_TASK DETAILS:_ Return the records that follow unaltered. Omit every picture.

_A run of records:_
┌──
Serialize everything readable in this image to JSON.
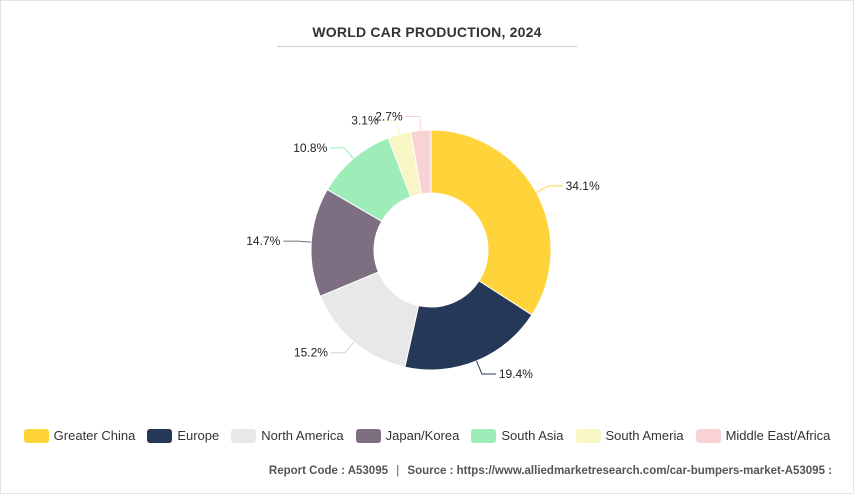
{
  "chart_data": {
    "type": "pie",
    "title": "WORLD CAR PRODUCTION, 2024",
    "categories": [
      "Greater China",
      "Europe",
      "North America",
      "Japan/Korea",
      "South Asia",
      "South Ameria",
      "Middle East/Africa"
    ],
    "values": [
      34.1,
      19.4,
      15.2,
      14.7,
      10.8,
      3.1,
      2.7
    ],
    "value_labels": [
      "34.1%",
      "19.4%",
      "15.2%",
      "14.7%",
      "10.8%",
      "3.1%",
      "2.7%"
    ],
    "colors": [
      "#FFD43B",
      "#253858",
      "#E8E8E8",
      "#7D6E82",
      "#9EEDB9",
      "#F7F6C4",
      "#F9D3D4"
    ],
    "donut": true,
    "legend_position": "bottom"
  },
  "footer": {
    "report_code": "Report Code : A53095",
    "separator": "|",
    "source": "Source : https://www.alliedmarketresearch.com/car-bumpers-market-A53095 :"
  }
}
└──
_THE RESPONSE:_
Serialize everything readable in this image to JSON.
{
  "chart_data": {
    "type": "pie",
    "title": "WORLD CAR PRODUCTION, 2024",
    "categories": [
      "Greater China",
      "Europe",
      "North America",
      "Japan/Korea",
      "South Asia",
      "South Ameria",
      "Middle East/Africa"
    ],
    "values": [
      34.1,
      19.4,
      15.2,
      14.7,
      10.8,
      3.1,
      2.7
    ],
    "value_labels": [
      "34.1%",
      "19.4%",
      "15.2%",
      "14.7%",
      "10.8%",
      "3.1%",
      "2.7%"
    ],
    "colors": [
      "#FFD43B",
      "#253858",
      "#E8E8E8",
      "#7D6E82",
      "#9EEDB9",
      "#F7F6C4",
      "#F9D3D4"
    ],
    "donut": true,
    "legend_position": "bottom"
  },
  "footer": {
    "report_code": "Report Code : A53095",
    "separator": "|",
    "source": "Source : https://www.alliedmarketresearch.com/car-bumpers-market-A53095 :"
  }
}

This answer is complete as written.